> WHAT THIS TASK INVOLVES
Keep only the lines where "face" appears.

> DATASET ENTRIES
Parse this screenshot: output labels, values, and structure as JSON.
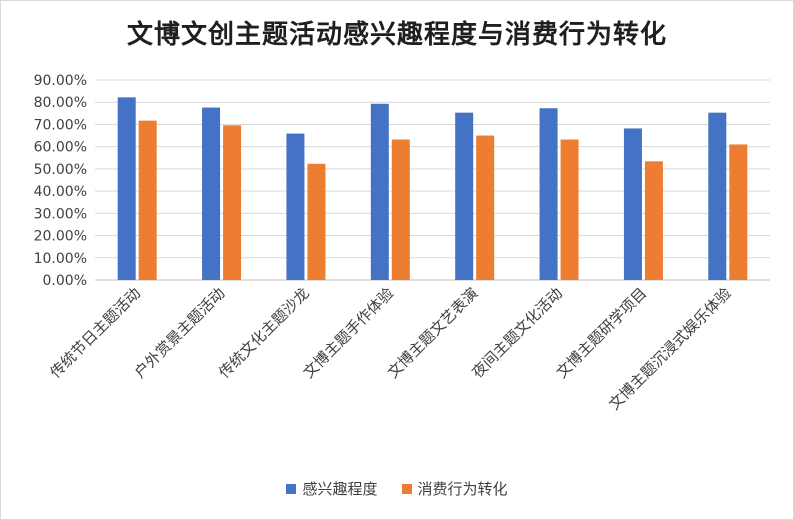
{
  "chart_data": {
    "type": "bar",
    "title": "文博文创主题活动感兴趣程度与消费行为转化",
    "categories": [
      "传统节日主题活动",
      "户外赏景主题活动",
      "传统文化主题沙龙",
      "文博主题手作体验",
      "文博主题文艺表演",
      "夜间主题文化活动",
      "文博主题研学项目",
      "文博主题沉浸式娱乐体验"
    ],
    "series": [
      {
        "name": "感兴趣程度",
        "color": "#4472c4",
        "values": [
          0.822,
          0.776,
          0.659,
          0.793,
          0.753,
          0.773,
          0.682,
          0.753
        ]
      },
      {
        "name": "消费行为转化",
        "color": "#ed7d31",
        "values": [
          0.717,
          0.696,
          0.523,
          0.632,
          0.65,
          0.632,
          0.534,
          0.61
        ]
      }
    ],
    "ylim": [
      0,
      0.9
    ],
    "yticks": [
      0,
      0.1,
      0.2,
      0.3,
      0.4,
      0.5,
      0.6,
      0.7,
      0.8,
      0.9
    ],
    "ytick_labels": [
      "0.00%",
      "10.00%",
      "20.00%",
      "30.00%",
      "40.00%",
      "50.00%",
      "60.00%",
      "70.00%",
      "80.00%",
      "90.00%"
    ],
    "grid": true,
    "legend_position": "bottom"
  }
}
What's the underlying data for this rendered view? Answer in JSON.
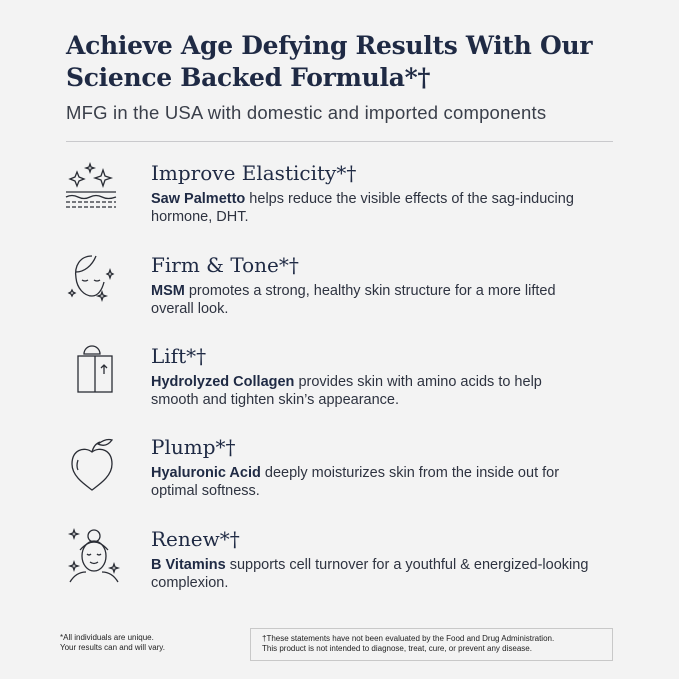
{
  "header": {
    "title_line1": "Achieve Age Defying Results With Our",
    "title_line2": "Science Backed Formula*†",
    "subtitle": "MFG in the USA with domestic and imported components"
  },
  "items": [
    {
      "icon": "sparkle-skin-layers-icon",
      "heading": "Improve Elasticity*†",
      "ingredient": "Saw Palmetto",
      "text": " helps reduce the visible effects of the sag-inducing hormone, DHT."
    },
    {
      "icon": "face-sparkle-icon",
      "heading": "Firm & Tone*†",
      "ingredient": "MSM",
      "text": " promotes a strong, healthy skin structure for a more lifted overall look."
    },
    {
      "icon": "elevator-lift-icon",
      "heading": "Lift*†",
      "ingredient": "Hydrolyzed Collagen",
      "text": " provides skin with amino acids to help smooth and tighten skin’s appearance."
    },
    {
      "icon": "peach-icon",
      "heading": "Plump*†",
      "ingredient": "Hyaluronic Acid",
      "text": " deeply moisturizes skin from the inside out for optimal softness."
    },
    {
      "icon": "face-towel-spa-icon",
      "heading": "Renew*†",
      "ingredient": "B Vitamins",
      "text": " supports cell turnover for a youthful & energized-looking complexion."
    }
  ],
  "footer": {
    "note_line1": "*All individuals are unique.",
    "note_line2": "Your results can and will vary.",
    "disclaimer_line1": "†These statements have not been evaluated by the Food and Drug Administration.",
    "disclaimer_line2": "This product is not intended to diagnose, treat, cure, or prevent any disease."
  }
}
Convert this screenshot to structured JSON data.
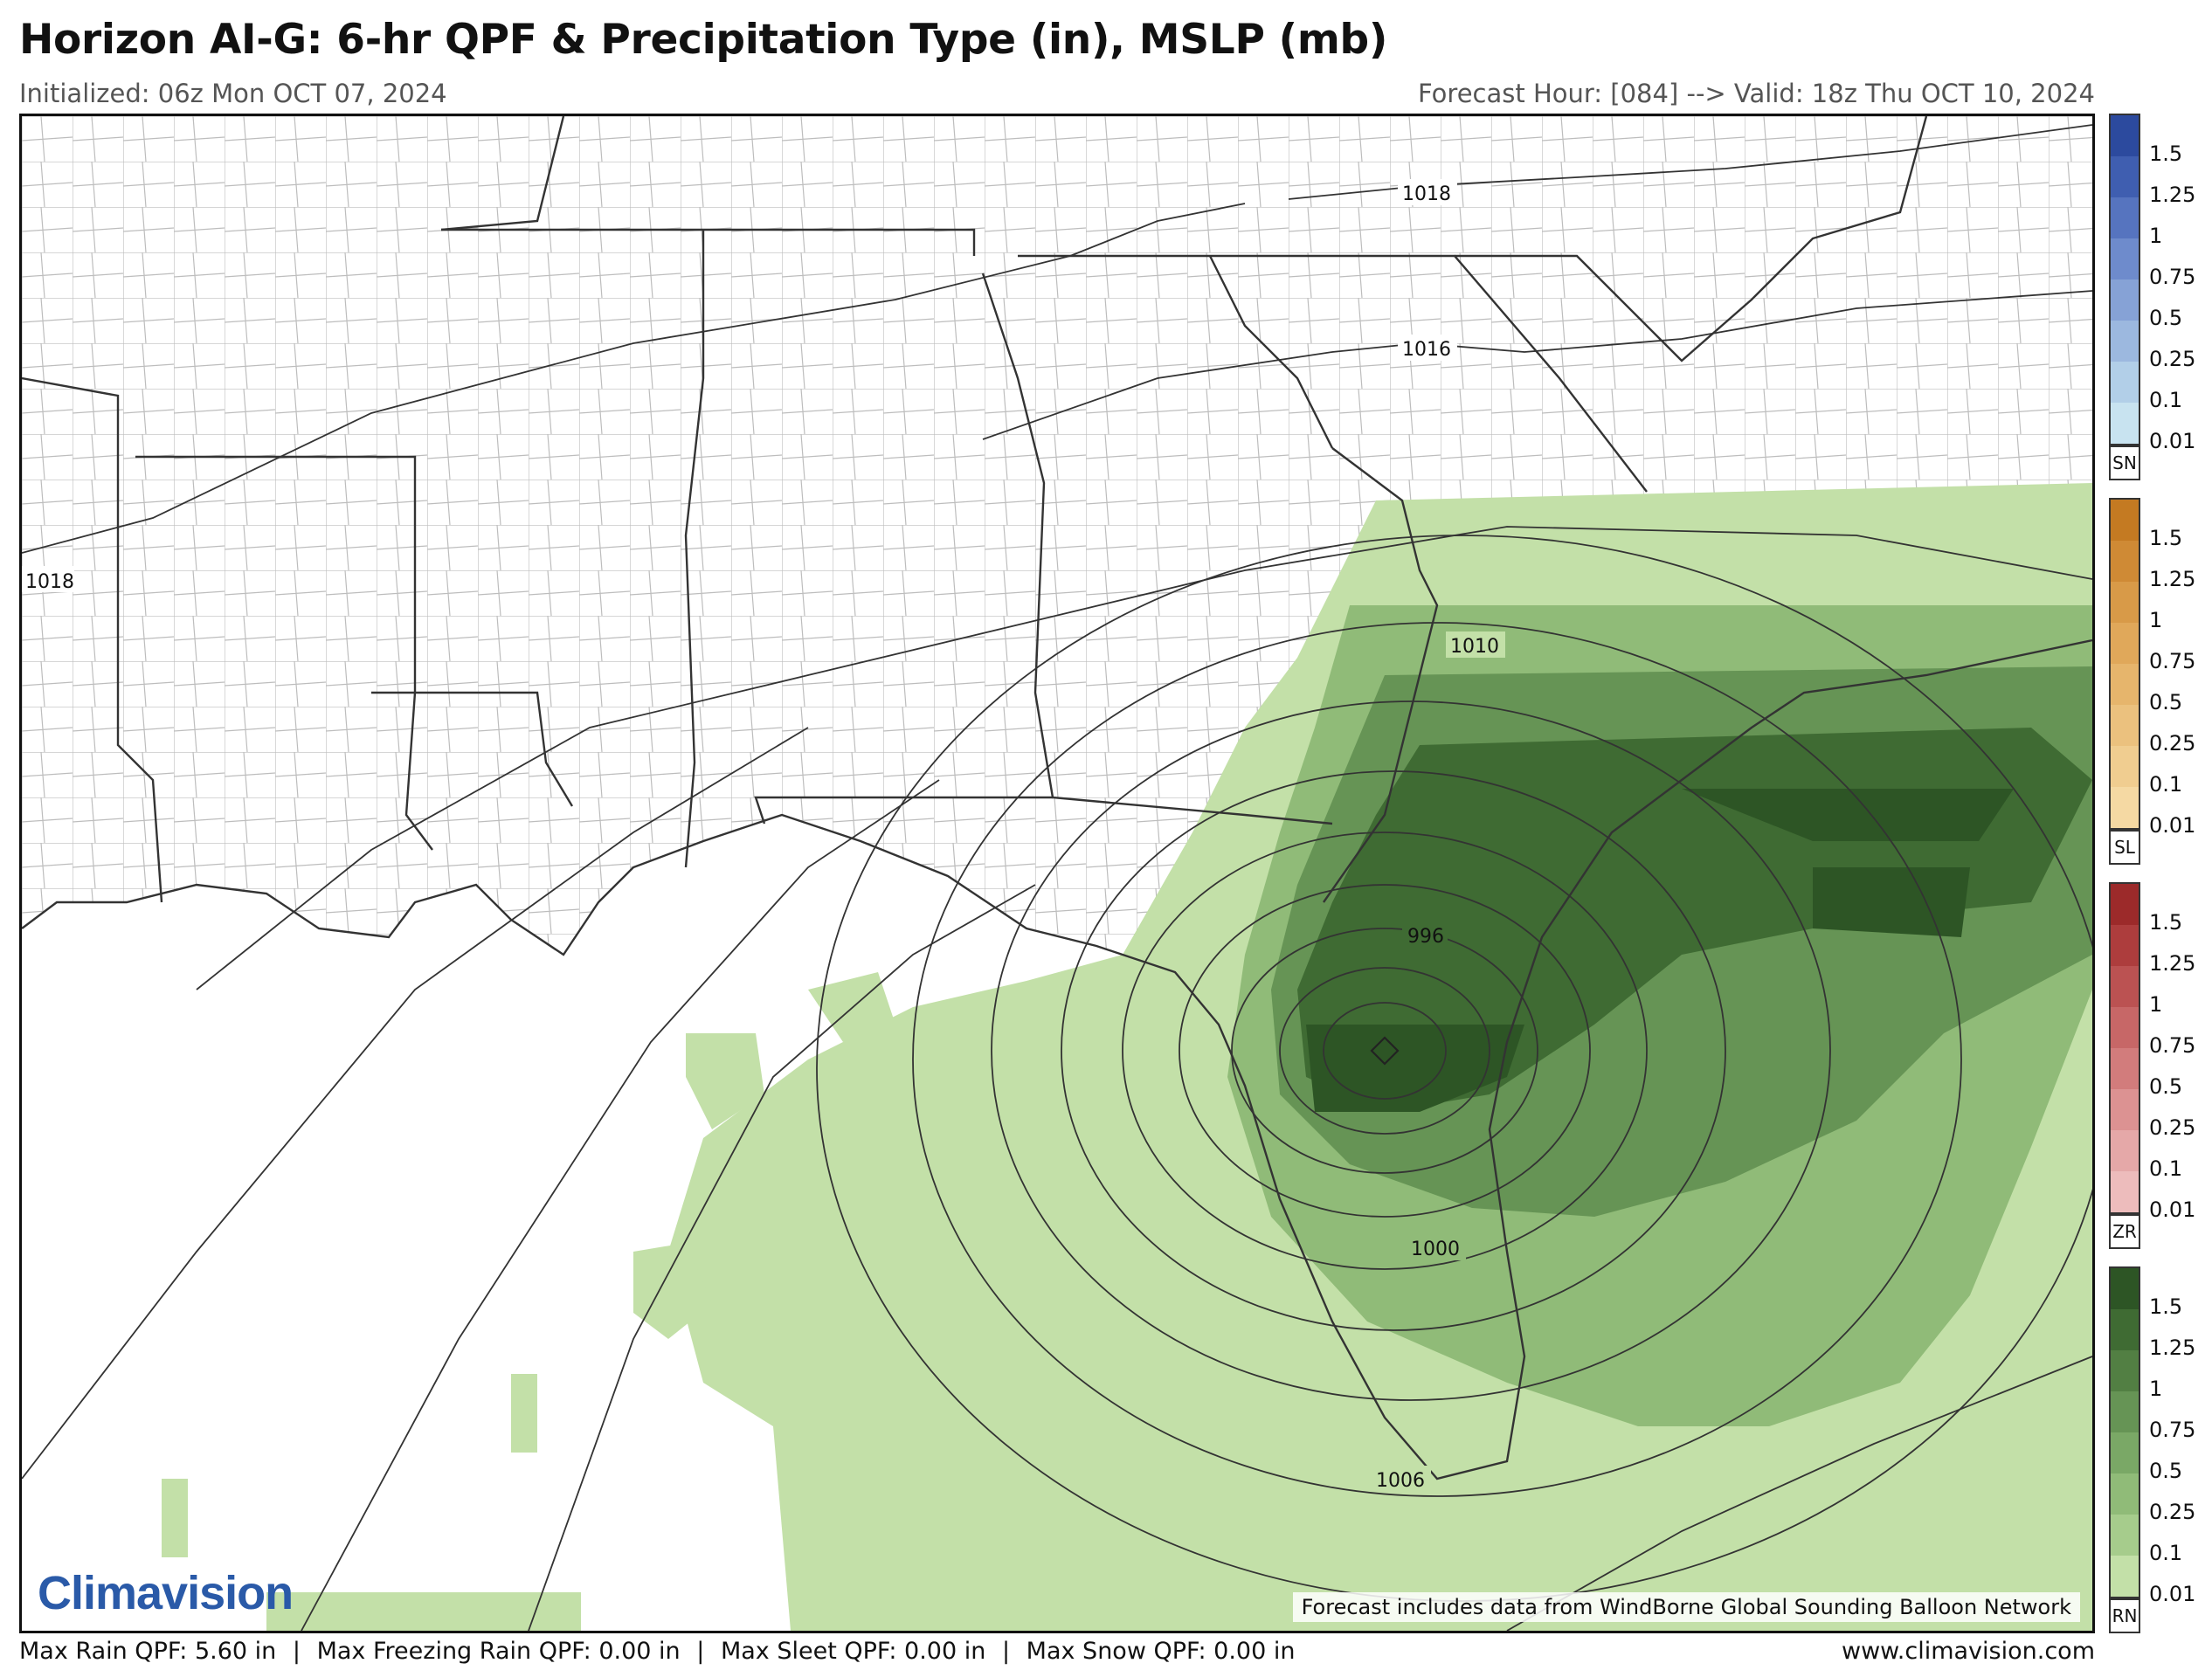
{
  "header": {
    "title": "Horizon AI-G: 6-hr QPF & Precipitation Type (in), MSLP (mb)",
    "initialized": "Initialized: 06z Mon OCT 07, 2024",
    "valid": "Forecast Hour: [084] --> Valid: 18z Thu OCT 10, 2024"
  },
  "map": {
    "isobar_labels": [
      "1018",
      "1016",
      "1018",
      "1010",
      "996",
      "1000",
      "1006"
    ],
    "credit": "Forecast includes data from WindBorne Global Sounding Balloon Network",
    "logo": "Climavision"
  },
  "legends": [
    {
      "tag": "SN",
      "ticks": [
        "1.5",
        "1.25",
        "1",
        "0.75",
        "0.5",
        "0.25",
        "0.1",
        "0.01"
      ],
      "colors": [
        "#2c4a9e",
        "#3f5eb0",
        "#5674bf",
        "#6e8bcc",
        "#86a2d6",
        "#9cb8df",
        "#b2cfe8",
        "#c8e3f0"
      ]
    },
    {
      "tag": "SL",
      "ticks": [
        "1.5",
        "1.25",
        "1",
        "0.75",
        "0.5",
        "0.25",
        "0.1",
        "0.01"
      ],
      "colors": [
        "#c47a22",
        "#cf8a35",
        "#d89a48",
        "#e0a85a",
        "#e6b56c",
        "#ebc17e",
        "#f0cd90",
        "#f5d9a3"
      ]
    },
    {
      "tag": "ZR",
      "ticks": [
        "1.5",
        "1.25",
        "1",
        "0.75",
        "0.5",
        "0.25",
        "0.1",
        "0.01"
      ],
      "colors": [
        "#9c2a2a",
        "#ad3d3d",
        "#bb5252",
        "#c76767",
        "#d27c7c",
        "#dc9292",
        "#e5a8a8",
        "#edbcbc"
      ]
    },
    {
      "tag": "RN",
      "ticks": [
        "1.5",
        "1.25",
        "1",
        "0.75",
        "0.5",
        "0.25",
        "0.1",
        "0.01"
      ],
      "colors": [
        "#2d5525",
        "#3f6b33",
        "#527f43",
        "#669455",
        "#7aa866",
        "#90bb78",
        "#a6cc8c",
        "#c3e0a8"
      ]
    }
  ],
  "footer": {
    "max_rain": "Max Rain QPF: 5.60 in",
    "max_fzra": "Max Freezing Rain QPF: 0.00 in",
    "max_sleet": "Max Sleet QPF: 0.00 in",
    "max_snow": "Max Snow QPF: 0.00 in",
    "separator": "|",
    "website": "www.climavision.com"
  }
}
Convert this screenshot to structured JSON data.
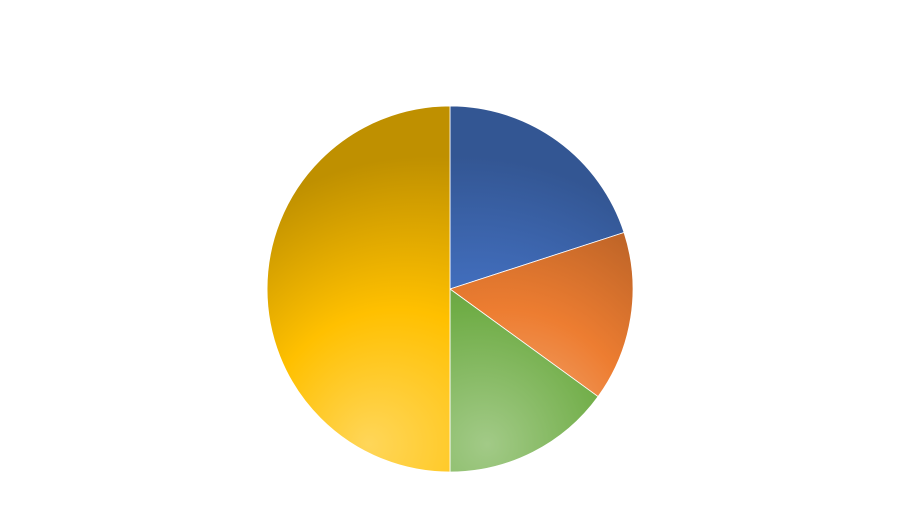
{
  "chart_data": {
    "type": "pie",
    "title": "",
    "start_angle_deg": 0,
    "direction": "clockwise",
    "legend": "none",
    "data_labels": "none",
    "slices": [
      {
        "name": "",
        "value": 20,
        "color": "#4472C4"
      },
      {
        "name": "",
        "value": 15,
        "color": "#ED7D31"
      },
      {
        "name": "",
        "value": 15,
        "color": "#70AD47"
      },
      {
        "name": "",
        "value": 50,
        "color": "#FFC000"
      }
    ]
  }
}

> EXERCISE OUTPUT
      "icon": "face-sparkle-icon",
      "icon": "face-towel-spa-icon",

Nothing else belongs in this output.